Page extract>
※

Commercial Division Blog
Posted: February 14, 2022 / Written by: Jeffrey M. Eilender, Samuel L. Butt, Seth D. Allen, Joshua Wurtzel, Hillary S. Zilz / Category Commercial Division Justices
Party Not in Compliance with Lien Law Where Party Failed to Identify With Specificity Which Items Had Already Been Paid
On January 16, 2022, Justice Masley of the New York County Commercial Division issued a decision in Matter of FPG Maiden Lane, LLC v. Pizzarotti, LLC, 2021 NY Slip Op 30098(U), holding that a party was not in compliance with Lien Law § 38 where the party failed to distinguish between charges already paid and charges not paid, stating:
A lienor who has filed a notice of lien shall, on demand in writing, deliver to the owner or contractor making such demand a statement in writing which shall set forth the items of labor and/or material and the value thereof which make up the amount for which he claims a lien, and which shall also set forth the terms of the contract under which such items were furnished." (Lien Law § 38.) The legislative intention of the Lien Law is to provide itemization that allows the owner to check the items claimed in the lien. (819 Sixth Ave. Corp. v T. & A. Assoc., Inc., 24 AD2d 446, 446, 260 N.Y.S.2d 984 [1st Dept 1965].) The lienor must provide the description, quantity, costs, and rates for materials and labor charged. (Id.) The court may cancel and discharge a lien if the lienor fails to property itemize the charges that form the lien. (LV Const. Services LLC v Manhattan Professional Group, Inc., 149 AD3d 640, 641, 53 N.Y.S.3d 275 [1st Dept 2017].)

※

Dataset entries>
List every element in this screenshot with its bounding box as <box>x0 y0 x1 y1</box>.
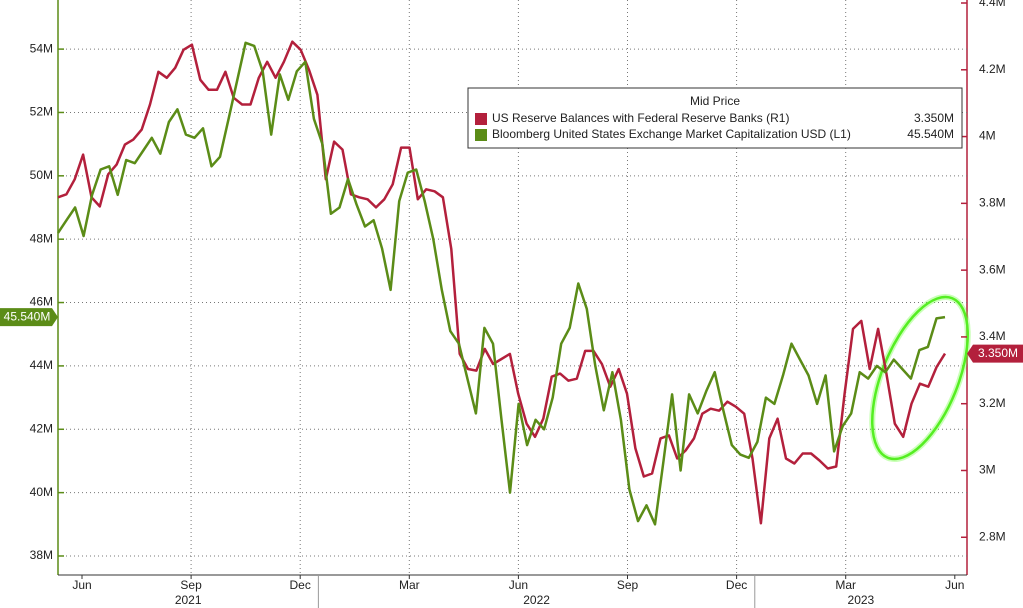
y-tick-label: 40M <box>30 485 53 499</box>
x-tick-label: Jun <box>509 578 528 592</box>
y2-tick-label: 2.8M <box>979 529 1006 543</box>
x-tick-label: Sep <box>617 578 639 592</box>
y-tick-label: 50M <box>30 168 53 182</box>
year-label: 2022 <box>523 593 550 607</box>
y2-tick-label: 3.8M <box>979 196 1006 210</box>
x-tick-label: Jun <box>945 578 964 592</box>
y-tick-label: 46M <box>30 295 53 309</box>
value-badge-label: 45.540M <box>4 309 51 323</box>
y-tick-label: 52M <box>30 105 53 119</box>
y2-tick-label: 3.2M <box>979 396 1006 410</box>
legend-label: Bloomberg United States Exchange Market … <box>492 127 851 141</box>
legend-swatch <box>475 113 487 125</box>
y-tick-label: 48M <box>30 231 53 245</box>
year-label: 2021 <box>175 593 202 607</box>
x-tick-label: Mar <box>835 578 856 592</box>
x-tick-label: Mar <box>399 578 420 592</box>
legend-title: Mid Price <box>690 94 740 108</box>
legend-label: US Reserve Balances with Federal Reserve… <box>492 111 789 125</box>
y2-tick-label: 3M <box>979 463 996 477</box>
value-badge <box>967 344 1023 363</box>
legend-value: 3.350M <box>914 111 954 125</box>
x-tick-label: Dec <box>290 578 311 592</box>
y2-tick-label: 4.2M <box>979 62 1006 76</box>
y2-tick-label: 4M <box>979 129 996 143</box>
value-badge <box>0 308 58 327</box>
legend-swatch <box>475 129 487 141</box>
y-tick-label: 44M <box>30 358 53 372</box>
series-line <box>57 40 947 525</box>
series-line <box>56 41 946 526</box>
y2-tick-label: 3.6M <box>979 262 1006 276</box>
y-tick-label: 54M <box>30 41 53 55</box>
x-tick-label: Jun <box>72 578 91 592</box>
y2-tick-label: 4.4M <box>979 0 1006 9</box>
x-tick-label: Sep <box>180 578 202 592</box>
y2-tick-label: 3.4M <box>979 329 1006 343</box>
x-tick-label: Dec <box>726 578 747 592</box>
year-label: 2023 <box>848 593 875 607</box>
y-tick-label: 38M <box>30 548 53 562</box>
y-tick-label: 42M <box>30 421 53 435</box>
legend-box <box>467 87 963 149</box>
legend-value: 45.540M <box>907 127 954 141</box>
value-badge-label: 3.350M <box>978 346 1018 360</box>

※

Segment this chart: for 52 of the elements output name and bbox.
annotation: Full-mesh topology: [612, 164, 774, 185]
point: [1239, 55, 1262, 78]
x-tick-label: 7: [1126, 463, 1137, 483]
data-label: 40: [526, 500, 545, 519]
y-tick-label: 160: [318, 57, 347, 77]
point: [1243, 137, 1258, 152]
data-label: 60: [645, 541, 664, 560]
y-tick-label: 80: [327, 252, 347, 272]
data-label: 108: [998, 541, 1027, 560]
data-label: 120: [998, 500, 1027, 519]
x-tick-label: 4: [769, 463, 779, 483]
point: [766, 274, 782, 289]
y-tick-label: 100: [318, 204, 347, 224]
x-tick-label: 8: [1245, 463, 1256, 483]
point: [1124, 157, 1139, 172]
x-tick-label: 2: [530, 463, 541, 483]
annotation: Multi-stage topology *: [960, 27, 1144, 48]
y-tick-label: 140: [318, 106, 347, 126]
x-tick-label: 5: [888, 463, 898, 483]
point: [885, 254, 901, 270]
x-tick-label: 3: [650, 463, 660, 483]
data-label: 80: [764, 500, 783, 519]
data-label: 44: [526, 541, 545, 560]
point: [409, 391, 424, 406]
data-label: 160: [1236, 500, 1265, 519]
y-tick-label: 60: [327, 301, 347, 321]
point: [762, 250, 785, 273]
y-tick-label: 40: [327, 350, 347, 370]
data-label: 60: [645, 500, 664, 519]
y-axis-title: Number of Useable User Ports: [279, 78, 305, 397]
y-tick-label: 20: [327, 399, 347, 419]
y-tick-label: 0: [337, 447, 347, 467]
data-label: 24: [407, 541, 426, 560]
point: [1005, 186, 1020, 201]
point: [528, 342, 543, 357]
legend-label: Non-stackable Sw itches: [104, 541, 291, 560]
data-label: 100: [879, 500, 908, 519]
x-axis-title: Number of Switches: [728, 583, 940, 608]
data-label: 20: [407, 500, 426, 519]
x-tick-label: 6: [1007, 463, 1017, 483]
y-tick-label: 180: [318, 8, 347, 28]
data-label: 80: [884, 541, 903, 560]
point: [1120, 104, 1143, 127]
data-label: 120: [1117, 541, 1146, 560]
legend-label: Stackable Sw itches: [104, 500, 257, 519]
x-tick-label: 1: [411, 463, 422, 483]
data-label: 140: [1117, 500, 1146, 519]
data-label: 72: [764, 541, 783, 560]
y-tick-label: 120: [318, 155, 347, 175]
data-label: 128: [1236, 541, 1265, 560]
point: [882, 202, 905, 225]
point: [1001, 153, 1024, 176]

※

Requirements>
Can you answer these questions about the Lien Law blog post?
(a) On what date was the blog post posted?
(b) Which justice issued the decision in Matter of FPG Maiden Lane, LLC v. Pizzarotti, LLC?
(c) What must the lienor provide for the materials and labor charged?
The listing was taken from a different source than the blog post.

The result>
(a) February 14, 2022
(b) Justice Masley of the New York County Commercial Division
(c) The description, quantity, costs, and rates